Box annotation data:
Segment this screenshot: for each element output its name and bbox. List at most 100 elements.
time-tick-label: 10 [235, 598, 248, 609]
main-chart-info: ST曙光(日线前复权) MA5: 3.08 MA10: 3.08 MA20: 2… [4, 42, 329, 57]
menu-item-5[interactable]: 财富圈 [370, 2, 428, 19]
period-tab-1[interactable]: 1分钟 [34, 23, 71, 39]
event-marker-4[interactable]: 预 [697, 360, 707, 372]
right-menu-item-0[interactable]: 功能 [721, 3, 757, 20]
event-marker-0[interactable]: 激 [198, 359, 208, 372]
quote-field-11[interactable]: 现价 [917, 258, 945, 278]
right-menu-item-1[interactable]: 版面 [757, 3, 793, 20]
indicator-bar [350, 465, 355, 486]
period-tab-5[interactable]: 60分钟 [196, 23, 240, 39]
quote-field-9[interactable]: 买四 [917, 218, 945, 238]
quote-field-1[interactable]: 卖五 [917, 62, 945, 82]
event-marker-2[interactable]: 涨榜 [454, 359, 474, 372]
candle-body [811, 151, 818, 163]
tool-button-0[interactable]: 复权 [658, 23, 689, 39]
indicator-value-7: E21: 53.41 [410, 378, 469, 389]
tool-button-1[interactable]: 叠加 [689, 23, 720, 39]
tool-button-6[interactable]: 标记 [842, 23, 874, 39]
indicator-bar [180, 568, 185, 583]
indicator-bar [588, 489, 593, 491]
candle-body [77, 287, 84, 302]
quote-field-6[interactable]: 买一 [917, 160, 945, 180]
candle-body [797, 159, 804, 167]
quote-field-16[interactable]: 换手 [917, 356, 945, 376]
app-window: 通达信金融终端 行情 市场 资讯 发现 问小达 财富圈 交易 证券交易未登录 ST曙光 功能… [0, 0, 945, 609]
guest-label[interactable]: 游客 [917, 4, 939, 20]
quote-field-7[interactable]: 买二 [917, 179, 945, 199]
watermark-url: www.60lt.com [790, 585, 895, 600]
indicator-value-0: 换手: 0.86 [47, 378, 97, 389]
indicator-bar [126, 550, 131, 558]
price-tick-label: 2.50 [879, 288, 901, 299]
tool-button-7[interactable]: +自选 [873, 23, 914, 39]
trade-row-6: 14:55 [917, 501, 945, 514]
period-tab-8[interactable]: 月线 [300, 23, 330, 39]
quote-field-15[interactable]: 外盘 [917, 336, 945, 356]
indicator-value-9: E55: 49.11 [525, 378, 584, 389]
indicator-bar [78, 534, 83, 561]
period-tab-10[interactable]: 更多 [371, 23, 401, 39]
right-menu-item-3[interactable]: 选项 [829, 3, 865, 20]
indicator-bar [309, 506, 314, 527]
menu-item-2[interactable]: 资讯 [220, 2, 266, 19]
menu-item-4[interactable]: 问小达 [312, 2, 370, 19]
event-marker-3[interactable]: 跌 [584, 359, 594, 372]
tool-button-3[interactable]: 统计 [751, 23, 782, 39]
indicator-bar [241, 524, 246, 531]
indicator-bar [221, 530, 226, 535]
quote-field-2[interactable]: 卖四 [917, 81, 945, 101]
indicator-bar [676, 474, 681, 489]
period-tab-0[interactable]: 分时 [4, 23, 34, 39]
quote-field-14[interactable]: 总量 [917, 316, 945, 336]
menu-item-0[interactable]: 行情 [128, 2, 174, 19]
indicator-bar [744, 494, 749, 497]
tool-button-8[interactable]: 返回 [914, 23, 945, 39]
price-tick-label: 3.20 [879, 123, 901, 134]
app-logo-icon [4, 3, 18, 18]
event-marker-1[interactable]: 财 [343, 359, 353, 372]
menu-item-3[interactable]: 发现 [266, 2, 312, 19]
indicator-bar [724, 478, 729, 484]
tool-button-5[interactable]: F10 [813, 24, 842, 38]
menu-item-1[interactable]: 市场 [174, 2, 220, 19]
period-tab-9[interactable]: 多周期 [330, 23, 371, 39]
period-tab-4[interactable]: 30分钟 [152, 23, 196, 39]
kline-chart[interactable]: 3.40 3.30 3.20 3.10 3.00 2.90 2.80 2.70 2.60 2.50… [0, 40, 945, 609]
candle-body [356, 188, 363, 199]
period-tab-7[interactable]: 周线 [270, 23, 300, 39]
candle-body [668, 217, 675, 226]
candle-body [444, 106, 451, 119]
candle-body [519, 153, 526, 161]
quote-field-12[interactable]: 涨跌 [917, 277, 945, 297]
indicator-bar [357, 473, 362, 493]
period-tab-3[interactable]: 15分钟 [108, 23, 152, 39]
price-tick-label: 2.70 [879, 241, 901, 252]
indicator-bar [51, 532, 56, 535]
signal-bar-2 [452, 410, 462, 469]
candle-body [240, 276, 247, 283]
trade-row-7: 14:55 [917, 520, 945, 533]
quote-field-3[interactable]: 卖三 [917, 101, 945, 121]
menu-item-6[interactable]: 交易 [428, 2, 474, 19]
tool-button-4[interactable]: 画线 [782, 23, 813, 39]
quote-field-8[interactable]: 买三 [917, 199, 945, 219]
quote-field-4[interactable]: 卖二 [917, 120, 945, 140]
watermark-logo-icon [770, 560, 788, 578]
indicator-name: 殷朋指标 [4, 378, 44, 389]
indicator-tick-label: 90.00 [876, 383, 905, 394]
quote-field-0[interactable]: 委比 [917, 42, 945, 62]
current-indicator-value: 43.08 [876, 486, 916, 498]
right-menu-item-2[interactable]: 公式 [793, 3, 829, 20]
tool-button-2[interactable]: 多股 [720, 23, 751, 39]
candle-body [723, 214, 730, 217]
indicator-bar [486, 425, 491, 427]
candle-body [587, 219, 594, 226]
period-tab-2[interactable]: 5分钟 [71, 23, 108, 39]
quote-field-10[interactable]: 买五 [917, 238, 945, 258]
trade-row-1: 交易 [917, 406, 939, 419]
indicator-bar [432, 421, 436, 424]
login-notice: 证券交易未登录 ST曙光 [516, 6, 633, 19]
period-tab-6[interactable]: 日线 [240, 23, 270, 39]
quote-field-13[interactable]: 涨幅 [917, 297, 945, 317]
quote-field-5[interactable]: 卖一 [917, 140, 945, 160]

Exercise aim:
Find each line of the items above that contains the string "tick", treating uppercase and lowercase as different, and copy those lines.

Solution:
time-tick-label: 10 [235, 598, 248, 609]
price-tick-label: 2.50 [879, 288, 901, 299]
price-tick-label: 3.20 [879, 123, 901, 134]
price-tick-label: 2.70 [879, 241, 901, 252]
indicator-tick-label: 90.00 [876, 383, 905, 394]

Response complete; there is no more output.